▶ _INPUT MATERIAL_
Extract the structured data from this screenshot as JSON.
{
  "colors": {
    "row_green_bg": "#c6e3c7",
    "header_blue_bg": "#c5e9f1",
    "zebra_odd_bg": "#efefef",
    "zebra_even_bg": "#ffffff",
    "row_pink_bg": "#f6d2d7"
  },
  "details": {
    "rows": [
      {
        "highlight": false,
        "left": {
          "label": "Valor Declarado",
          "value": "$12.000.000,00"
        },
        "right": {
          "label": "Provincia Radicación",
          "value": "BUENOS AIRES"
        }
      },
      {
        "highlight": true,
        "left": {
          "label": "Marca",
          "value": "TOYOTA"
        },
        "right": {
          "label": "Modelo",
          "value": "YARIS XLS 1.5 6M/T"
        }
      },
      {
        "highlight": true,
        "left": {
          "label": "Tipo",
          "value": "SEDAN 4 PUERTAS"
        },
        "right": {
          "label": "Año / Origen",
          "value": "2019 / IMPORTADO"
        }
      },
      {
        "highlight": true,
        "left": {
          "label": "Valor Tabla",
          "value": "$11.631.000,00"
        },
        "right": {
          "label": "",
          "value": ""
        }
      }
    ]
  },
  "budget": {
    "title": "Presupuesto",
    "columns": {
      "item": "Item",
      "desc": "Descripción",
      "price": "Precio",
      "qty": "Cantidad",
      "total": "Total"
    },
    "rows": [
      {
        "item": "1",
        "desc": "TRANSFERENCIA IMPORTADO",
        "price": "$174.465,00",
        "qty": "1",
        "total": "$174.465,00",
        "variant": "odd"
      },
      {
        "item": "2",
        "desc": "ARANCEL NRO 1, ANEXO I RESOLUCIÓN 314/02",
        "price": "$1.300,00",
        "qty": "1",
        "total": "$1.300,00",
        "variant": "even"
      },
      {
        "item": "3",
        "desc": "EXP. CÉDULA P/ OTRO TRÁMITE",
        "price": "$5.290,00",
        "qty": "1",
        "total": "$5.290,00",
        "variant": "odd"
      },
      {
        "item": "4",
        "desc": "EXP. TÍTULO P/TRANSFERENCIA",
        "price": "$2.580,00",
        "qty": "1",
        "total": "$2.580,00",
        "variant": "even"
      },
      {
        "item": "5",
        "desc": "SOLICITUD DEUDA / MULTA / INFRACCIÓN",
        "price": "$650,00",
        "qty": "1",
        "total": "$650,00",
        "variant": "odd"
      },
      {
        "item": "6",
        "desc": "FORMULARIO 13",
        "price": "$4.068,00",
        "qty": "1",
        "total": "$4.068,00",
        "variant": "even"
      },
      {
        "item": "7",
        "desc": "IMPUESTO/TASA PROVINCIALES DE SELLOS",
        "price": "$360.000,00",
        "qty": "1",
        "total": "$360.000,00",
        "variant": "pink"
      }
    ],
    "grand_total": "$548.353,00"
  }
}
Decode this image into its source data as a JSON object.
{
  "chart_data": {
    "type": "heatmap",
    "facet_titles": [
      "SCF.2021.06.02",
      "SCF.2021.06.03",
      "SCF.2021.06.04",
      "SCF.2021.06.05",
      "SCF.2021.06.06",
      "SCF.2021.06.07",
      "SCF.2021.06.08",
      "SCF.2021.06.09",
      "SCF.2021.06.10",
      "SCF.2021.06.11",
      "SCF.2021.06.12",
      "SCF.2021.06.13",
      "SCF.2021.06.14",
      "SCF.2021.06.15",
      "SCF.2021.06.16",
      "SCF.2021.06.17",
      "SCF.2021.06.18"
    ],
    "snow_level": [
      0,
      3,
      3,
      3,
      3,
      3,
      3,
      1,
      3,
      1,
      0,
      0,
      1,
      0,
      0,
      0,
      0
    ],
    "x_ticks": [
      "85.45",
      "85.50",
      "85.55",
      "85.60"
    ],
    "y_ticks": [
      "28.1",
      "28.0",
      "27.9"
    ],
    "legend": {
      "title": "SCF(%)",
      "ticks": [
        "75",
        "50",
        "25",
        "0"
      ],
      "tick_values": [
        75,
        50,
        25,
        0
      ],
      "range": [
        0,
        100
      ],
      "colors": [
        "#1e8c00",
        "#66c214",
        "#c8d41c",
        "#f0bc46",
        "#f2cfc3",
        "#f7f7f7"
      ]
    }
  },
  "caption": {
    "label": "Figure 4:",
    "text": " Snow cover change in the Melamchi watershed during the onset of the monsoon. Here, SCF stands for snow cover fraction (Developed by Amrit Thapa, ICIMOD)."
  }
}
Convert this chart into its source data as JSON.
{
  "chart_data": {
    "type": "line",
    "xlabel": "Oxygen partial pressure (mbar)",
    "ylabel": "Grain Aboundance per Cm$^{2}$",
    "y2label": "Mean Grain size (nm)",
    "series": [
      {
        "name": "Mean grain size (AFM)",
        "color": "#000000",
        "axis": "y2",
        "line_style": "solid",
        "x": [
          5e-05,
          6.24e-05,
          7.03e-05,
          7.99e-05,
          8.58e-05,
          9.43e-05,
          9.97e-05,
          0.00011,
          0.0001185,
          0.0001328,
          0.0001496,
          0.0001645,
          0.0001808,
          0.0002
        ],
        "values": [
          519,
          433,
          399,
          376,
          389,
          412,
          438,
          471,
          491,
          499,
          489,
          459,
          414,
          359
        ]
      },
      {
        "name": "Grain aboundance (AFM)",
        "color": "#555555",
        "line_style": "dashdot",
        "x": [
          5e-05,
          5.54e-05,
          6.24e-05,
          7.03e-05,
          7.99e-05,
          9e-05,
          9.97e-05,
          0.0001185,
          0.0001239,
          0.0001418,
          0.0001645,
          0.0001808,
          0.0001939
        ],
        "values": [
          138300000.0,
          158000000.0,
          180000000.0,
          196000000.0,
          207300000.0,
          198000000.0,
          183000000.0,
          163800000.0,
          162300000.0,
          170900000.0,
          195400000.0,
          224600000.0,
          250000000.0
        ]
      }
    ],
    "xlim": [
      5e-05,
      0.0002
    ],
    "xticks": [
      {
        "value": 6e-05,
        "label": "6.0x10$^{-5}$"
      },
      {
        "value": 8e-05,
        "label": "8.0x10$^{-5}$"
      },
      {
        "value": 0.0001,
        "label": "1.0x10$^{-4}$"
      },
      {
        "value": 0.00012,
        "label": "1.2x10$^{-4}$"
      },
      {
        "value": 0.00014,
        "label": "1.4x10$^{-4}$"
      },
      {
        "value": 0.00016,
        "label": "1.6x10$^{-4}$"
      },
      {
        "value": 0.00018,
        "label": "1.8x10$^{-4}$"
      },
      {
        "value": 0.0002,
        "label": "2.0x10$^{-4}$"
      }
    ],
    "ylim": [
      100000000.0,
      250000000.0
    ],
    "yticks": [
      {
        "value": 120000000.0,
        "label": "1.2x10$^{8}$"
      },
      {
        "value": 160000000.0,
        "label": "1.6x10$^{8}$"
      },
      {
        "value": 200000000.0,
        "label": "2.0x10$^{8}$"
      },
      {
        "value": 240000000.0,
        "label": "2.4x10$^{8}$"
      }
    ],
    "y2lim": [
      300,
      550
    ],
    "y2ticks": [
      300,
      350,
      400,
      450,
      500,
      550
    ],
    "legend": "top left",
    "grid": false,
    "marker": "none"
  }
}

▶ _WHAT IS ASKED_
Write out all the lines again, exactly as they are.

▶ _TASK RESULT_
Extract the structured data from this screenshot as JSON.
{
  "colors": {
    "row_green_bg": "#c6e3c7",
    "header_blue_bg": "#c5e9f1",
    "zebra_odd_bg": "#efefef",
    "zebra_even_bg": "#ffffff",
    "row_pink_bg": "#f6d2d7"
  },
  "details": {
    "rows": [
      {
        "highlight": false,
        "left": {
          "label": "Valor Declarado",
          "value": "$12.000.000,00"
        },
        "right": {
          "label": "Provincia Radicación",
          "value": "BUENOS AIRES"
        }
      },
      {
        "highlight": true,
        "left": {
          "label": "Marca",
          "value": "TOYOTA"
        },
        "right": {
          "label": "Modelo",
          "value": "YARIS XLS 1.5 6M/T"
        }
      },
      {
        "highlight": true,
        "left": {
          "label": "Tipo",
          "value": "SEDAN 4 PUERTAS"
        },
        "right": {
          "label": "Año / Origen",
          "value": "2019 / IMPORTADO"
        }
      },
      {
        "highlight": true,
        "left": {
          "label": "Valor Tabla",
          "value": "$11.631.000,00"
        },
        "right": {
          "label": "",
          "value": ""
        }
      }
    ]
  },
  "budget": {
    "title": "Presupuesto",
    "columns": {
      "item": "Item",
      "desc": "Descripción",
      "price": "Precio",
      "qty": "Cantidad",
      "total": "Total"
    },
    "rows": [
      {
        "item": "1",
        "desc": "TRANSFERENCIA IMPORTADO",
        "price": "$174.465,00",
        "qty": "1",
        "total": "$174.465,00",
        "variant": "odd"
      },
      {
        "item": "2",
        "desc": "ARANCEL NRO 1, ANEXO I RESOLUCIÓN 314/02",
        "price": "$1.300,00",
        "qty": "1",
        "total": "$1.300,00",
        "variant": "even"
      },
      {
        "item": "3",
        "desc": "EXP. CÉDULA P/ OTRO TRÁMITE",
        "price": "$5.290,00",
        "qty": "1",
        "total": "$5.290,00",
        "variant": "odd"
      },
      {
        "item": "4",
        "desc": "EXP. TÍTULO P/TRANSFERENCIA",
        "price": "$2.580,00",
        "qty": "1",
        "total": "$2.580,00",
        "variant": "even"
      },
      {
        "item": "5",
        "desc": "SOLICITUD DEUDA / MULTA / INFRACCIÓN",
        "price": "$650,00",
        "qty": "1",
        "total": "$650,00",
        "variant": "odd"
      },
      {
        "item": "6",
        "desc": "FORMULARIO 13",
        "price": "$4.068,00",
        "qty": "1",
        "total": "$4.068,00",
        "variant": "even"
      },
      {
        "item": "7",
        "desc": "IMPUESTO/TASA PROVINCIALES DE SELLOS",
        "price": "$360.000,00",
        "qty": "1",
        "total": "$360.000,00",
        "variant": "pink"
      }
    ],
    "grand_total": "$548.353,00"
  }
}
Decode this image into its source data as a JSON object.
{
  "chart_data": {
    "type": "heatmap",
    "facet_titles": [
      "SCF.2021.06.02",
      "SCF.2021.06.03",
      "SCF.2021.06.04",
      "SCF.2021.06.05",
      "SCF.2021.06.06",
      "SCF.2021.06.07",
      "SCF.2021.06.08",
      "SCF.2021.06.09",
      "SCF.2021.06.10",
      "SCF.2021.06.11",
      "SCF.2021.06.12",
      "SCF.2021.06.13",
      "SCF.2021.06.14",
      "SCF.2021.06.15",
      "SCF.2021.06.16",
      "SCF.2021.06.17",
      "SCF.2021.06.18"
    ],
    "snow_level": [
      0,
      3,
      3,
      3,
      3,
      3,
      3,
      1,
      3,
      1,
      0,
      0,
      1,
      0,
      0,
      0,
      0
    ],
    "x_ticks": [
      "85.45",
      "85.50",
      "85.55",
      "85.60"
    ],
    "y_ticks": [
      "28.1",
      "28.0",
      "27.9"
    ],
    "legend": {
      "title": "SCF(%)",
      "ticks": [
        "75",
        "50",
        "25",
        "0"
      ],
      "tick_values": [
        75,
        50,
        25,
        0
      ],
      "range": [
        0,
        100
      ],
      "colors": [
        "#1e8c00",
        "#66c214",
        "#c8d41c",
        "#f0bc46",
        "#f2cfc3",
        "#f7f7f7"
      ]
    }
  },
  "caption": {
    "label": "Figure 4:",
    "text": " Snow cover change in the Melamchi watershed during the onset of the monsoon. Here, SCF stands for snow cover fraction (Developed by Amrit Thapa, ICIMOD)."
  }
}
Convert this chart into its source data as JSON.
{
  "chart_data": {
    "type": "line",
    "xlabel": "Oxygen partial pressure (mbar)",
    "ylabel": "Grain Aboundance per Cm$^{2}$",
    "y2label": "Mean Grain size (nm)",
    "series": [
      {
        "name": "Mean grain size (AFM)",
        "color": "#000000",
        "axis": "y2",
        "line_style": "solid",
        "x": [
          5e-05,
          6.24e-05,
          7.03e-05,
          7.99e-05,
          8.58e-05,
          9.43e-05,
          9.97e-05,
          0.00011,
          0.0001185,
          0.0001328,
          0.0001496,
          0.0001645,
          0.0001808,
          0.0002
        ],
        "values": [
          519,
          433,
          399,
          376,
          389,
          412,
          438,
          471,
          491,
          499,
          489,
          459,
          414,
          359
        ]
      },
      {
        "name": "Grain aboundance (AFM)",
        "color": "#555555",
        "line_style": "dashdot",
        "x": [
          5e-05,
          5.54e-05,
          6.24e-05,
          7.03e-05,
          7.99e-05,
          9e-05,
          9.97e-05,
          0.0001185,
          0.0001239,
          0.0001418,
          0.0001645,
          0.0001808,
          0.0001939
        ],
        "values": [
          138300000.0,
          158000000.0,
          180000000.0,
          196000000.0,
          207300000.0,
          198000000.0,
          183000000.0,
          163800000.0,
          162300000.0,
          170900000.0,
          195400000.0,
          224600000.0,
          250000000.0
        ]
      }
    ],
    "xlim": [
      5e-05,
      0.0002
    ],
    "xticks": [
      {
        "value": 6e-05,
        "label": "6.0x10$^{-5}$"
      },
      {
        "value": 8e-05,
        "label": "8.0x10$^{-5}$"
      },
      {
        "value": 0.0001,
        "label": "1.0x10$^{-4}$"
      },
      {
        "value": 0.00012,
        "label": "1.2x10$^{-4}$"
      },
      {
        "value": 0.00014,
        "label": "1.4x10$^{-4}$"
      },
      {
        "value": 0.00016,
        "label": "1.6x10$^{-4}$"
      },
      {
        "value": 0.00018,
        "label": "1.8x10$^{-4}$"
      },
      {
        "value": 0.0002,
        "label": "2.0x10$^{-4}$"
      }
    ],
    "ylim": [
      100000000.0,
      250000000.0
    ],
    "yticks": [
      {
        "value": 120000000.0,
        "label": "1.2x10$^{8}$"
      },
      {
        "value": 160000000.0,
        "label": "1.6x10$^{8}$"
      },
      {
        "value": 200000000.0,
        "label": "2.0x10$^{8}$"
      },
      {
        "value": 240000000.0,
        "label": "2.4x10$^{8}$"
      }
    ],
    "y2lim": [
      300,
      550
    ],
    "y2ticks": [
      300,
      350,
      400,
      450,
      500,
      550
    ],
    "legend": "top left",
    "grid": false,
    "marker": "none"
  }
}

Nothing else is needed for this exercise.